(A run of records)

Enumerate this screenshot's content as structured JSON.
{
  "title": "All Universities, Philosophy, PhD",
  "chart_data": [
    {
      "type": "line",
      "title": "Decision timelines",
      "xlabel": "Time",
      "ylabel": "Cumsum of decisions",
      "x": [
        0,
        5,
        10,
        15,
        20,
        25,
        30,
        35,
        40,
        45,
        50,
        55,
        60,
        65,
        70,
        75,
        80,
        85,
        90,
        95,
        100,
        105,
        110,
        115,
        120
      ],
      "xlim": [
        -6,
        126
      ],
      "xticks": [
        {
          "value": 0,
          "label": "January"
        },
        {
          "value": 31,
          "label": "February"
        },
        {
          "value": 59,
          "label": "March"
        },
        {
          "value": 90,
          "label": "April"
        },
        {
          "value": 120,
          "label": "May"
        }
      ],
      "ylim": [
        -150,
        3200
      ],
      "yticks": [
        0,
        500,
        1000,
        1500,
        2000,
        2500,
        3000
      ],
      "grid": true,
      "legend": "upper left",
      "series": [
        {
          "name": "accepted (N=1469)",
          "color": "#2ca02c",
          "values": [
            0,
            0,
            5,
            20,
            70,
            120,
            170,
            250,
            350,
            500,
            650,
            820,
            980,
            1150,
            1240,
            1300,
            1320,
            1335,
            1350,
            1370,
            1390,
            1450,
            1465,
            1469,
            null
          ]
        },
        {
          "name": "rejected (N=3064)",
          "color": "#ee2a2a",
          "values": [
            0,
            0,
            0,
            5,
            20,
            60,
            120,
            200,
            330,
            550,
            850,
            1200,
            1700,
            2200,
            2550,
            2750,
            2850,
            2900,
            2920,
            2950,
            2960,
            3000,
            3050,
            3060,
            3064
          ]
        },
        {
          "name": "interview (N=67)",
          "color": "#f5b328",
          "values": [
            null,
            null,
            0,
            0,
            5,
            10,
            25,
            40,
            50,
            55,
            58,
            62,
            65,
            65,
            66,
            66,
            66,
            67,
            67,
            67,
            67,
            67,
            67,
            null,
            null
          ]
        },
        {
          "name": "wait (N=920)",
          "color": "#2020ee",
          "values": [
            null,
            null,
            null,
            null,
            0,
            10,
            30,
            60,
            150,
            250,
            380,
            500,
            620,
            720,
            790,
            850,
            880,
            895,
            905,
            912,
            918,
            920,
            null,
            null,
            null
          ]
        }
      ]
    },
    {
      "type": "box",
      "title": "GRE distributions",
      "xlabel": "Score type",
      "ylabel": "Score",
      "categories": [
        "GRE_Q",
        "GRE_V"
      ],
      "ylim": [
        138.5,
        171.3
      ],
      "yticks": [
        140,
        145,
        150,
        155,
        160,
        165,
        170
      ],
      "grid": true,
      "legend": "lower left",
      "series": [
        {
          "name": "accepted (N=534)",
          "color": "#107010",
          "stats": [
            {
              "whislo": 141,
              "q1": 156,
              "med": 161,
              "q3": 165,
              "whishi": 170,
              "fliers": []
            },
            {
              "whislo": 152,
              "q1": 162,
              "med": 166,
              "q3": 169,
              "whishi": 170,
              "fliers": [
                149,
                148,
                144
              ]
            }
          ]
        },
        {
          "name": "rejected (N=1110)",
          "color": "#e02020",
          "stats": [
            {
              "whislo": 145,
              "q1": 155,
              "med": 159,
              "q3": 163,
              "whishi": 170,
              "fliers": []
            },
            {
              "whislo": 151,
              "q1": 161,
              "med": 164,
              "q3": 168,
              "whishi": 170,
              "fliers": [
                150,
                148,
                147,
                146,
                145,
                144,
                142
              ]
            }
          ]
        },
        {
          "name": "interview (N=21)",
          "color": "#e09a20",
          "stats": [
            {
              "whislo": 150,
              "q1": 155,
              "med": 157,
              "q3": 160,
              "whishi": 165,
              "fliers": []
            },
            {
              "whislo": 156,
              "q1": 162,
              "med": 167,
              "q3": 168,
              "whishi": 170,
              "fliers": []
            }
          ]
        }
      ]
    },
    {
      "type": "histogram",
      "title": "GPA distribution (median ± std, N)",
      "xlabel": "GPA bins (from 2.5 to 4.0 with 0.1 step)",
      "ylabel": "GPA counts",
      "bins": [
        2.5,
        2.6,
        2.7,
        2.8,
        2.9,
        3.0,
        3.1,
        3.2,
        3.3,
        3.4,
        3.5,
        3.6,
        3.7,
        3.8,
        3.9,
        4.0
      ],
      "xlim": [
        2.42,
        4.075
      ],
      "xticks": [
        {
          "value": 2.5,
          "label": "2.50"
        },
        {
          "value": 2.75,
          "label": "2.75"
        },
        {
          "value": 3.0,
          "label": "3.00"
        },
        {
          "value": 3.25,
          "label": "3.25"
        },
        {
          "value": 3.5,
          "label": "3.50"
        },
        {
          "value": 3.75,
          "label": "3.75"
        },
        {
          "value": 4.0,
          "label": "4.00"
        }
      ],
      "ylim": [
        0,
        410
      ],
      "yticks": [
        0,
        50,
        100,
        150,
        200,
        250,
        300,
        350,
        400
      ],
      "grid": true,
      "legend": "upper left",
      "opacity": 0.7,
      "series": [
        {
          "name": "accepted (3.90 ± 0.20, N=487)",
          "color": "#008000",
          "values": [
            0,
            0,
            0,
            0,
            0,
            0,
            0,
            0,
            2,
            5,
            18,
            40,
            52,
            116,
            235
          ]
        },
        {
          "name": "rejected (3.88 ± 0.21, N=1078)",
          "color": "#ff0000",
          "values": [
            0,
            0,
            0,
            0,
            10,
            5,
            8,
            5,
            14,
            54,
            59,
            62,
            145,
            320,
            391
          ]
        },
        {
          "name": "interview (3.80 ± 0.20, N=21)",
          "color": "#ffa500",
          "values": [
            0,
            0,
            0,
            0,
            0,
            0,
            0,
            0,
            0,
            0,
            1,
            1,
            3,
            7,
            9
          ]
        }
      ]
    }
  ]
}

**What is required**
Transcribe all entries exactly as they are given.

**Task output**
Enumerate this screenshot's content as structured JSON.
{
  "title": "All Universities, Philosophy, PhD",
  "chart_data": [
    {
      "type": "line",
      "title": "Decision timelines",
      "xlabel": "Time",
      "ylabel": "Cumsum of decisions",
      "x": [
        0,
        5,
        10,
        15,
        20,
        25,
        30,
        35,
        40,
        45,
        50,
        55,
        60,
        65,
        70,
        75,
        80,
        85,
        90,
        95,
        100,
        105,
        110,
        115,
        120
      ],
      "xlim": [
        -6,
        126
      ],
      "xticks": [
        {
          "value": 0,
          "label": "January"
        },
        {
          "value": 31,
          "label": "February"
        },
        {
          "value": 59,
          "label": "March"
        },
        {
          "value": 90,
          "label": "April"
        },
        {
          "value": 120,
          "label": "May"
        }
      ],
      "ylim": [
        -150,
        3200
      ],
      "yticks": [
        0,
        500,
        1000,
        1500,
        2000,
        2500,
        3000
      ],
      "grid": true,
      "legend": "upper left",
      "series": [
        {
          "name": "accepted (N=1469)",
          "color": "#2ca02c",
          "values": [
            0,
            0,
            5,
            20,
            70,
            120,
            170,
            250,
            350,
            500,
            650,
            820,
            980,
            1150,
            1240,
            1300,
            1320,
            1335,
            1350,
            1370,
            1390,
            1450,
            1465,
            1469,
            null
          ]
        },
        {
          "name": "rejected (N=3064)",
          "color": "#ee2a2a",
          "values": [
            0,
            0,
            0,
            5,
            20,
            60,
            120,
            200,
            330,
            550,
            850,
            1200,
            1700,
            2200,
            2550,
            2750,
            2850,
            2900,
            2920,
            2950,
            2960,
            3000,
            3050,
            3060,
            3064
          ]
        },
        {
          "name": "interview (N=67)",
          "color": "#f5b328",
          "values": [
            null,
            null,
            0,
            0,
            5,
            10,
            25,
            40,
            50,
            55,
            58,
            62,
            65,
            65,
            66,
            66,
            66,
            67,
            67,
            67,
            67,
            67,
            67,
            null,
            null
          ]
        },
        {
          "name": "wait (N=920)",
          "color": "#2020ee",
          "values": [
            null,
            null,
            null,
            null,
            0,
            10,
            30,
            60,
            150,
            250,
            380,
            500,
            620,
            720,
            790,
            850,
            880,
            895,
            905,
            912,
            918,
            920,
            null,
            null,
            null
          ]
        }
      ]
    },
    {
      "type": "box",
      "title": "GRE distributions",
      "xlabel": "Score type",
      "ylabel": "Score",
      "categories": [
        "GRE_Q",
        "GRE_V"
      ],
      "ylim": [
        138.5,
        171.3
      ],
      "yticks": [
        140,
        145,
        150,
        155,
        160,
        165,
        170
      ],
      "grid": true,
      "legend": "lower left",
      "series": [
        {
          "name": "accepted (N=534)",
          "color": "#107010",
          "stats": [
            {
              "whislo": 141,
              "q1": 156,
              "med": 161,
              "q3": 165,
              "whishi": 170,
              "fliers": []
            },
            {
              "whislo": 152,
              "q1": 162,
              "med": 166,
              "q3": 169,
              "whishi": 170,
              "fliers": [
                149,
                148,
                144
              ]
            }
          ]
        },
        {
          "name": "rejected (N=1110)",
          "color": "#e02020",
          "stats": [
            {
              "whislo": 145,
              "q1": 155,
              "med": 159,
              "q3": 163,
              "whishi": 170,
              "fliers": []
            },
            {
              "whislo": 151,
              "q1": 161,
              "med": 164,
              "q3": 168,
              "whishi": 170,
              "fliers": [
                150,
                148,
                147,
                146,
                145,
                144,
                142
              ]
            }
          ]
        },
        {
          "name": "interview (N=21)",
          "color": "#e09a20",
          "stats": [
            {
              "whislo": 150,
              "q1": 155,
              "med": 157,
              "q3": 160,
              "whishi": 165,
              "fliers": []
            },
            {
              "whislo": 156,
              "q1": 162,
              "med": 167,
              "q3": 168,
              "whishi": 170,
              "fliers": []
            }
          ]
        }
      ]
    },
    {
      "type": "histogram",
      "title": "GPA distribution (median ± std, N)",
      "xlabel": "GPA bins (from 2.5 to 4.0 with 0.1 step)",
      "ylabel": "GPA counts",
      "bins": [
        2.5,
        2.6,
        2.7,
        2.8,
        2.9,
        3.0,
        3.1,
        3.2,
        3.3,
        3.4,
        3.5,
        3.6,
        3.7,
        3.8,
        3.9,
        4.0
      ],
      "xlim": [
        2.42,
        4.075
      ],
      "xticks": [
        {
          "value": 2.5,
          "label": "2.50"
        },
        {
          "value": 2.75,
          "label": "2.75"
        },
        {
          "value": 3.0,
          "label": "3.00"
        },
        {
          "value": 3.25,
          "label": "3.25"
        },
        {
          "value": 3.5,
          "label": "3.50"
        },
        {
          "value": 3.75,
          "label": "3.75"
        },
        {
          "value": 4.0,
          "label": "4.00"
        }
      ],
      "ylim": [
        0,
        410
      ],
      "yticks": [
        0,
        50,
        100,
        150,
        200,
        250,
        300,
        350,
        400
      ],
      "grid": true,
      "legend": "upper left",
      "opacity": 0.7,
      "series": [
        {
          "name": "accepted (3.90 ± 0.20, N=487)",
          "color": "#008000",
          "values": [
            0,
            0,
            0,
            0,
            0,
            0,
            0,
            0,
            2,
            5,
            18,
            40,
            52,
            116,
            235
          ]
        },
        {
          "name": "rejected (3.88 ± 0.21, N=1078)",
          "color": "#ff0000",
          "values": [
            0,
            0,
            0,
            0,
            10,
            5,
            8,
            5,
            14,
            54,
            59,
            62,
            145,
            320,
            391
          ]
        },
        {
          "name": "interview (3.80 ± 0.20, N=21)",
          "color": "#ffa500",
          "values": [
            0,
            0,
            0,
            0,
            0,
            0,
            0,
            0,
            0,
            0,
            1,
            1,
            3,
            7,
            9
          ]
        }
      ]
    }
  ]
}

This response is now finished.